--- begin ---
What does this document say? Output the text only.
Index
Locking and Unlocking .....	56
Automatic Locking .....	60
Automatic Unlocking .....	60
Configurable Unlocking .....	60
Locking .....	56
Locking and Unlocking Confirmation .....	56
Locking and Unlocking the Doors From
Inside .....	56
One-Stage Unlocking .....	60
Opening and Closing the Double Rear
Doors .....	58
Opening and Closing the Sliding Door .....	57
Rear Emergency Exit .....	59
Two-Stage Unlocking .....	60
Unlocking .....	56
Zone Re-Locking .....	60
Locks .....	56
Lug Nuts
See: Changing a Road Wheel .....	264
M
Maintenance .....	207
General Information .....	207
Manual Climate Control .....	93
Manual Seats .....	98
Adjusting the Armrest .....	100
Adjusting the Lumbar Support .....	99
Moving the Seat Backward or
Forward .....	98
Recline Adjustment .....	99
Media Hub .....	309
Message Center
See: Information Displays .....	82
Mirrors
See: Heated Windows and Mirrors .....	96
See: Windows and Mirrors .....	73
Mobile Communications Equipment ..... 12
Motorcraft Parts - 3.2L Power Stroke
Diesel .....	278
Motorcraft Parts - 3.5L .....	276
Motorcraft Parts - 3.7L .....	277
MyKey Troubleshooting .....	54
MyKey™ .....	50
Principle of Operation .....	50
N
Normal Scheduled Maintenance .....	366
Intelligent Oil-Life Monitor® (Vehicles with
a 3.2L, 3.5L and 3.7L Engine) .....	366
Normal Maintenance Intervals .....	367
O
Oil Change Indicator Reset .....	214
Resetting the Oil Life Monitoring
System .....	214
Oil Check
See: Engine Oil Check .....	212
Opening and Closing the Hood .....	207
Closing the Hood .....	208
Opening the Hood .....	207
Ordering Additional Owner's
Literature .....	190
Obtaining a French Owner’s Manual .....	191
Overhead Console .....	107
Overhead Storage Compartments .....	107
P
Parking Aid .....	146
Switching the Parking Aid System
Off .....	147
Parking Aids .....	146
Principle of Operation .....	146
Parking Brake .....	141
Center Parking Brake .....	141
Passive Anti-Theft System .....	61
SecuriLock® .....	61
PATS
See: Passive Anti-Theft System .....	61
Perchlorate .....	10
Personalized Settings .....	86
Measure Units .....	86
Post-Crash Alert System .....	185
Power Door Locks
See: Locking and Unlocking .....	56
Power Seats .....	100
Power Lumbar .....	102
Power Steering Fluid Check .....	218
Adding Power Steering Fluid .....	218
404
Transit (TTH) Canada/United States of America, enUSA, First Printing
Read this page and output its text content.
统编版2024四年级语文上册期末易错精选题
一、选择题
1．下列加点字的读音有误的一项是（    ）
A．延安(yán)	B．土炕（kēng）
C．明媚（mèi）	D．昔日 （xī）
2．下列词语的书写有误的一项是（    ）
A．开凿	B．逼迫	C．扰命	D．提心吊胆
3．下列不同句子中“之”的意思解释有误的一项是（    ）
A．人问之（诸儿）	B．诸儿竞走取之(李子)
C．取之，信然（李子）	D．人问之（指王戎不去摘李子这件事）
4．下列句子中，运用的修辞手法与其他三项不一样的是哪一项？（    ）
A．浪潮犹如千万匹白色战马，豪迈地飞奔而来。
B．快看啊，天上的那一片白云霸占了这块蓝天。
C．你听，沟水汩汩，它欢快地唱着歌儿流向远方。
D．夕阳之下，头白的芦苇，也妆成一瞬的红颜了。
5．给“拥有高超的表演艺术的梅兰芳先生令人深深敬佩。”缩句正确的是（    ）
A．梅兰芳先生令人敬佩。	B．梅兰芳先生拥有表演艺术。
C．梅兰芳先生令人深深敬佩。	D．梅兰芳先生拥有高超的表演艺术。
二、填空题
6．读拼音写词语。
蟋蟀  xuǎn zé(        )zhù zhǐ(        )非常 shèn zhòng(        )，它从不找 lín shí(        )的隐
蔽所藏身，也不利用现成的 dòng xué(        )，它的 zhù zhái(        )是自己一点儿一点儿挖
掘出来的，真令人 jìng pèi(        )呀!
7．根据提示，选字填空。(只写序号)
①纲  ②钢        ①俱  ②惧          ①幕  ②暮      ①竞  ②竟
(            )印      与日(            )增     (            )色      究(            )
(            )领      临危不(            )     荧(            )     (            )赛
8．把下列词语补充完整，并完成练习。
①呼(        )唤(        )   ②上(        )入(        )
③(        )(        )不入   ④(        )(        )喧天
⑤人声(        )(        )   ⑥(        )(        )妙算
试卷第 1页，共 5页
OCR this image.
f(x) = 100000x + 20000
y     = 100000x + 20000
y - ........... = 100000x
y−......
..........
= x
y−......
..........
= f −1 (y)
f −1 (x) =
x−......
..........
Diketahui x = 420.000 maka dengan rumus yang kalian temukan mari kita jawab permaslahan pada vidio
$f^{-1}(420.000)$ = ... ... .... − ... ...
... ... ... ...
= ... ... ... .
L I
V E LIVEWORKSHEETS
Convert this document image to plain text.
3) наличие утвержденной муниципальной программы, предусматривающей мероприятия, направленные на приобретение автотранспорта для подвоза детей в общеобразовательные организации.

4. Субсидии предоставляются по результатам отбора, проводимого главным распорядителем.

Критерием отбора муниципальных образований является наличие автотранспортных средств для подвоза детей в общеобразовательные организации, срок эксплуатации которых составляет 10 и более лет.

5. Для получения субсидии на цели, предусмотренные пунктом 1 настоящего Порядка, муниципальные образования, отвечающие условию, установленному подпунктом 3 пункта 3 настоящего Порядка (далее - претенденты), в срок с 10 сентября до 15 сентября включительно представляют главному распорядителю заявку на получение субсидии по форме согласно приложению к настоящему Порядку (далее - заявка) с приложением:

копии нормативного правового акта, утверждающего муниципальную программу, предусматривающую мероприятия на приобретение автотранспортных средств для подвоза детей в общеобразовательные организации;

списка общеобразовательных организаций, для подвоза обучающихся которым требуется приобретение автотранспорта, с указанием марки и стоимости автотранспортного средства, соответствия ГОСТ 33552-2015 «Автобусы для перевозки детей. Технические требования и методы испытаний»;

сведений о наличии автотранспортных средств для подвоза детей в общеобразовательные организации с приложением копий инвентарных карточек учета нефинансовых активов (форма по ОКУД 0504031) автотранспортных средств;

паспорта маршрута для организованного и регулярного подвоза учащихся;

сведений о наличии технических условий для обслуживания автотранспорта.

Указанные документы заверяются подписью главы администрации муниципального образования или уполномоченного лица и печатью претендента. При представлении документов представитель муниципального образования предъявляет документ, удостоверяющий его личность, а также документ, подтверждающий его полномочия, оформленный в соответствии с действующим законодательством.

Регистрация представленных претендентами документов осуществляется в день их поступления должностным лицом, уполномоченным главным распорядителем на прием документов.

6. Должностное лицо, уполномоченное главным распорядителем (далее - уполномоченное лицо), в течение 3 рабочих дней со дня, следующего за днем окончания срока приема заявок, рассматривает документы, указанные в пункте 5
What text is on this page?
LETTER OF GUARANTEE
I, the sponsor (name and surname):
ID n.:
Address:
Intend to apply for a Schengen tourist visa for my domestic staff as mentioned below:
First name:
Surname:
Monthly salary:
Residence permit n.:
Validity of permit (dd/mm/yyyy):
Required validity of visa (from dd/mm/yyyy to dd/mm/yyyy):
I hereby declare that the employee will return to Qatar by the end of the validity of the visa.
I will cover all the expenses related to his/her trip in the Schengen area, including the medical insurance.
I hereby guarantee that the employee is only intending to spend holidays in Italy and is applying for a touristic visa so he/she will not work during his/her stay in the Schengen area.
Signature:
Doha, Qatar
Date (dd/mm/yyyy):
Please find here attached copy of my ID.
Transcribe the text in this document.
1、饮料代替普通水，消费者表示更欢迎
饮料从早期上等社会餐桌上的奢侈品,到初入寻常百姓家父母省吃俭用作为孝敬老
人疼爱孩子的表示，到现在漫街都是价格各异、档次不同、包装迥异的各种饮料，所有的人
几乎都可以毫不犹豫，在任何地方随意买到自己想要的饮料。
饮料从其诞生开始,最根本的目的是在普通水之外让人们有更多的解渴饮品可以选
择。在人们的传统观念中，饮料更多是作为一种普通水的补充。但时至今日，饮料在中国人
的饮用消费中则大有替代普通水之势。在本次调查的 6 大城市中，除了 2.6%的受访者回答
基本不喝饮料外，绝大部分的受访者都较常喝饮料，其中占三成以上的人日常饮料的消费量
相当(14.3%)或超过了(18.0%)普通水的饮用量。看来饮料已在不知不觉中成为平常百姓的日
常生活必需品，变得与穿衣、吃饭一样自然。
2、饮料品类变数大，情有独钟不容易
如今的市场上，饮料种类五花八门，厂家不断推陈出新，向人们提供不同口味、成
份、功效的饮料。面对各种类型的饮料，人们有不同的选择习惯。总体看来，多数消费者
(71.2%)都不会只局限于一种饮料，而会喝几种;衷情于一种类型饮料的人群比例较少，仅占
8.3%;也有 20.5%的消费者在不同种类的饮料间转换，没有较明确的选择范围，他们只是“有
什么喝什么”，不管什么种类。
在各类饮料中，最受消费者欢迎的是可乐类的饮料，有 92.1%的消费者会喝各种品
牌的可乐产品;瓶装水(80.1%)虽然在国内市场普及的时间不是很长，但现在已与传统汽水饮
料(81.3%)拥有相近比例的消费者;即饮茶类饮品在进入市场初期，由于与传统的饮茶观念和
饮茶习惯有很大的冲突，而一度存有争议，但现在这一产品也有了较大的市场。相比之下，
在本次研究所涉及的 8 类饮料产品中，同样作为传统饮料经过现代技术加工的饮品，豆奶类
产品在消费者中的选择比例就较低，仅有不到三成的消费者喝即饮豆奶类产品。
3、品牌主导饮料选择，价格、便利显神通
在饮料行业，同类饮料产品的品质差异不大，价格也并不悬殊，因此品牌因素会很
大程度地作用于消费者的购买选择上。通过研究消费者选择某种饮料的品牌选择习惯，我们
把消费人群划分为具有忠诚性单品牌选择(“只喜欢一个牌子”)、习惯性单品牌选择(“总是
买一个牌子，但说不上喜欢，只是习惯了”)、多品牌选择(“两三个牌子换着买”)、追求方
--- end ---
_What the exercise asks_
Only the lines from the one containing "Transcribe the text in this document." through the end of the entries above belong in the answer; repeat them exactly.

_Result below_
Transcribe the text in this document.
1、饮料代替普通水，消费者表示更欢迎
饮料从早期上等社会餐桌上的奢侈品,到初入寻常百姓家父母省吃俭用作为孝敬老
人疼爱孩子的表示，到现在漫街都是价格各异、档次不同、包装迥异的各种饮料，所有的人
几乎都可以毫不犹豫，在任何地方随意买到自己想要的饮料。
饮料从其诞生开始,最根本的目的是在普通水之外让人们有更多的解渴饮品可以选
择。在人们的传统观念中，饮料更多是作为一种普通水的补充。但时至今日，饮料在中国人
的饮用消费中则大有替代普通水之势。在本次调查的 6 大城市中，除了 2.6%的受访者回答
基本不喝饮料外，绝大部分的受访者都较常喝饮料，其中占三成以上的人日常饮料的消费量
相当(14.3%)或超过了(18.0%)普通水的饮用量。看来饮料已在不知不觉中成为平常百姓的日
常生活必需品，变得与穿衣、吃饭一样自然。
2、饮料品类变数大，情有独钟不容易
如今的市场上，饮料种类五花八门，厂家不断推陈出新，向人们提供不同口味、成
份、功效的饮料。面对各种类型的饮料，人们有不同的选择习惯。总体看来，多数消费者
(71.2%)都不会只局限于一种饮料，而会喝几种;衷情于一种类型饮料的人群比例较少，仅占
8.3%;也有 20.5%的消费者在不同种类的饮料间转换，没有较明确的选择范围，他们只是“有
什么喝什么”，不管什么种类。
在各类饮料中，最受消费者欢迎的是可乐类的饮料，有 92.1%的消费者会喝各种品
牌的可乐产品;瓶装水(80.1%)虽然在国内市场普及的时间不是很长，但现在已与传统汽水饮
料(81.3%)拥有相近比例的消费者;即饮茶类饮品在进入市场初期，由于与传统的饮茶观念和
饮茶习惯有很大的冲突，而一度存有争议，但现在这一产品也有了较大的市场。相比之下，
在本次研究所涉及的 8 类饮料产品中，同样作为传统饮料经过现代技术加工的饮品，豆奶类
产品在消费者中的选择比例就较低，仅有不到三成的消费者喝即饮豆奶类产品。
3、品牌主导饮料选择，价格、便利显神通
在饮料行业，同类饮料产品的品质差异不大，价格也并不悬殊，因此品牌因素会很
大程度地作用于消费者的购买选择上。通过研究消费者选择某种饮料的品牌选择习惯，我们
把消费人群划分为具有忠诚性单品牌选择(“只喜欢一个牌子”)、习惯性单品牌选择(“总是
买一个牌子，但说不上喜欢，只是习惯了”)、多品牌选择(“两三个牌子换着买”)、追求方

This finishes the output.